▸ Your assignment
Set down the data below in full, exactly as it reads, but without the pictures.

▸ Information
####
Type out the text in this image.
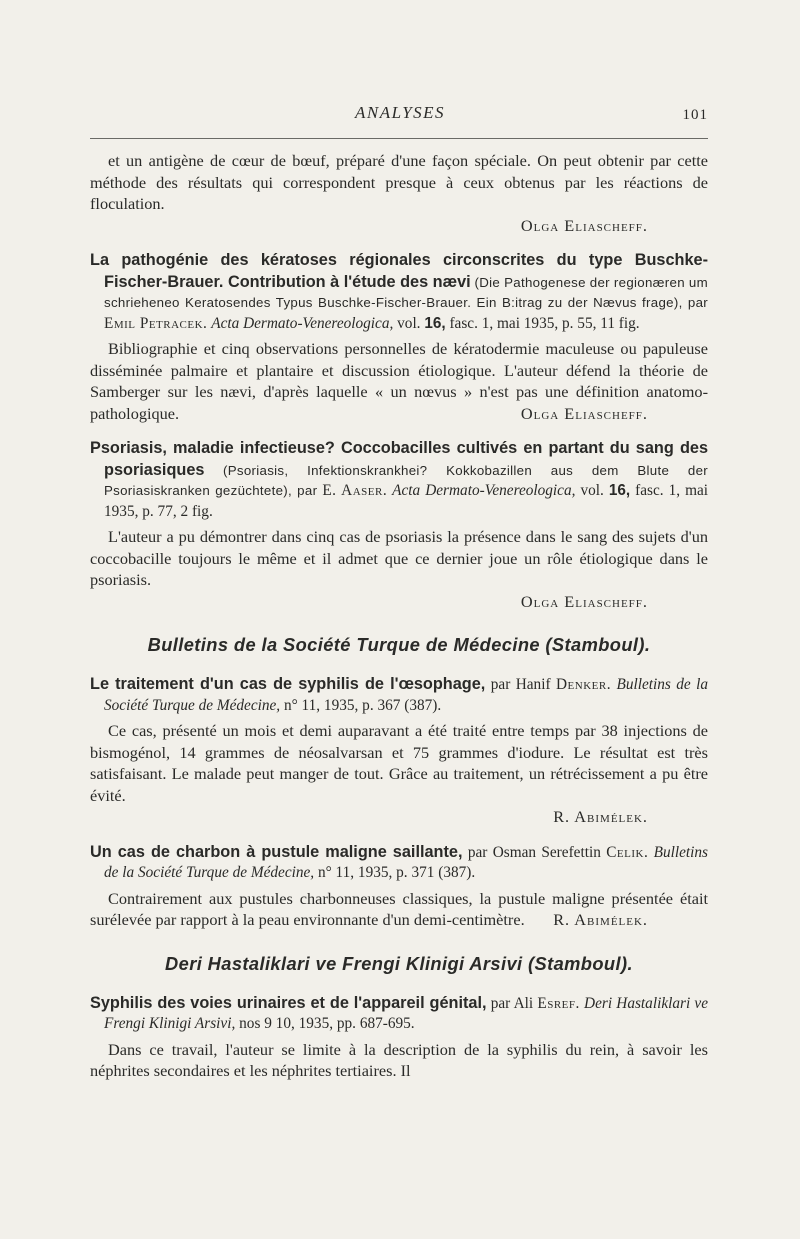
ANALYSES	101

et un antigène de cœur de bœuf, préparé d'une façon spéciale. On peut obtenir par cette méthode des résultats qui correspondent presque à ceux obtenus par les réactions de floculation.

Olga Eliascheff.

La pathogénie des kératoses régionales circonscrites du type Buschke-Fischer-Brauer. Contribution à l'étude des nævi (Die Pathogenese der regionæren um schrieheneo Keratosendes Typus Buschke-Fischer-Brauer. Ein B:itrag zu der Nævus frage), par Emil Petracek. Acta Dermato-Venereologica, vol. 16, fasc. 1, mai 1935, p. 55, 11 fig.

Bibliographie et cinq observations personnelles de kératodermie maculeuse ou papuleuse disséminée palmaire et plantaire et discussion étiologique. L'auteur défend la théorie de Samberger sur les nævi, d'après laquelle « un nœvus » n'est pas une définition anatomo-pathologique.	Olga Eliascheff.

Psoriasis, maladie infectieuse? Coccobacilles cultivés en partant du sang des psoriasiques (Psoriasis, Infektionskrankhei? Kokkobazillen aus dem Blute der Psoriasiskranken gezüchtete), par E. Aaser. Acta Dermato-Venereologica, vol. 16, fasc. 1, mai 1935, p. 77, 2 fig.

L'auteur a pu démontrer dans cinq cas de psoriasis la présence dans le sang des sujets d'un coccobacille toujours le même et il admet que ce dernier joue un rôle étiologique dans le psoriasis.

Olga Eliascheff.

Bulletins de la Société Turque de Médecine (Stamboul).
Le traitement d'un cas de syphilis de l'œsophage, par Hanif Denker. Bulletins de la Société Turque de Médecine, n° 11, 1935, p. 367 (387).

Ce cas, présenté un mois et demi auparavant a été traité entre temps par 38 injections de bismogénol, 14 grammes de néosalvarsan et 75 grammes d'iodure. Le résultat est très satisfaisant. Le malade peut manger de tout. Grâce au traitement, un rétrécissement a pu être évité.

R. Abimélek.

Un cas de charbon à pustule maligne saillante, par Osman Serefettin Celik. Bulletins de la Société Turque de Médecine, n° 11, 1935, p. 371 (387).

Contrairement aux pustules charbonneuses classiques, la pustule maligne présentée était surélevée par rapport à la peau environnante d'un demi-centimètre.	R. Abimélek.

Deri Hastaliklari ve Frengi Klinigi Arsivi (Stamboul).
Syphilis des voies urinaires et de l'appareil génital, par Ali Esref. Deri Hastaliklari ve Frengi Klinigi Arsivi, nos 9 10, 1935, pp. 687-695.

Dans ce travail, l'auteur se limite à la description de la syphilis du rein, à savoir les néphrites secondaires et les néphrites tertiaires. Il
####
▸ Result for this task
Type out the text in this image.
ANALYSES	101

et un antigène de cœur de bœuf, préparé d'une façon spéciale. On peut obtenir par cette méthode des résultats qui correspondent presque à ceux obtenus par les réactions de floculation.

Olga Eliascheff.

La pathogénie des kératoses régionales circonscrites du type Buschke-Fischer-Brauer. Contribution à l'étude des nævi (Die Pathogenese der regionæren um schrieheneo Keratosendes Typus Buschke-Fischer-Brauer. Ein B:itrag zu der Nævus frage), par Emil Petracek. Acta Dermato-Venereologica, vol. 16, fasc. 1, mai 1935, p. 55, 11 fig.

Bibliographie et cinq observations personnelles de kératodermie maculeuse ou papuleuse disséminée palmaire et plantaire et discussion étiologique. L'auteur défend la théorie de Samberger sur les nævi, d'après laquelle « un nœvus » n'est pas une définition anatomo-pathologique.	Olga Eliascheff.

Psoriasis, maladie infectieuse? Coccobacilles cultivés en partant du sang des psoriasiques (Psoriasis, Infektionskrankhei? Kokkobazillen aus dem Blute der Psoriasiskranken gezüchtete), par E. Aaser. Acta Dermato-Venereologica, vol. 16, fasc. 1, mai 1935, p. 77, 2 fig.

L'auteur a pu démontrer dans cinq cas de psoriasis la présence dans le sang des sujets d'un coccobacille toujours le même et il admet que ce dernier joue un rôle étiologique dans le psoriasis.

Olga Eliascheff.

Bulletins de la Société Turque de Médecine (Stamboul).
Le traitement d'un cas de syphilis de l'œsophage, par Hanif Denker. Bulletins de la Société Turque de Médecine, n° 11, 1935, p. 367 (387).

Ce cas, présenté un mois et demi auparavant a été traité entre temps par 38 injections de bismogénol, 14 grammes de néosalvarsan et 75 grammes d'iodure. Le résultat est très satisfaisant. Le malade peut manger de tout. Grâce au traitement, un rétrécissement a pu être évité.

R. Abimélek.

Un cas de charbon à pustule maligne saillante, par Osman Serefettin Celik. Bulletins de la Société Turque de Médecine, n° 11, 1935, p. 371 (387).

Contrairement aux pustules charbonneuses classiques, la pustule maligne présentée était surélevée par rapport à la peau environnante d'un demi-centimètre.	R. Abimélek.

Deri Hastaliklari ve Frengi Klinigi Arsivi (Stamboul).
Syphilis des voies urinaires et de l'appareil génital, par Ali Esref. Deri Hastaliklari ve Frengi Klinigi Arsivi, nos 9 10, 1935, pp. 687-695.

Dans ce travail, l'auteur se limite à la description de la syphilis du rein, à savoir les néphrites secondaires et les néphrites tertiaires. Il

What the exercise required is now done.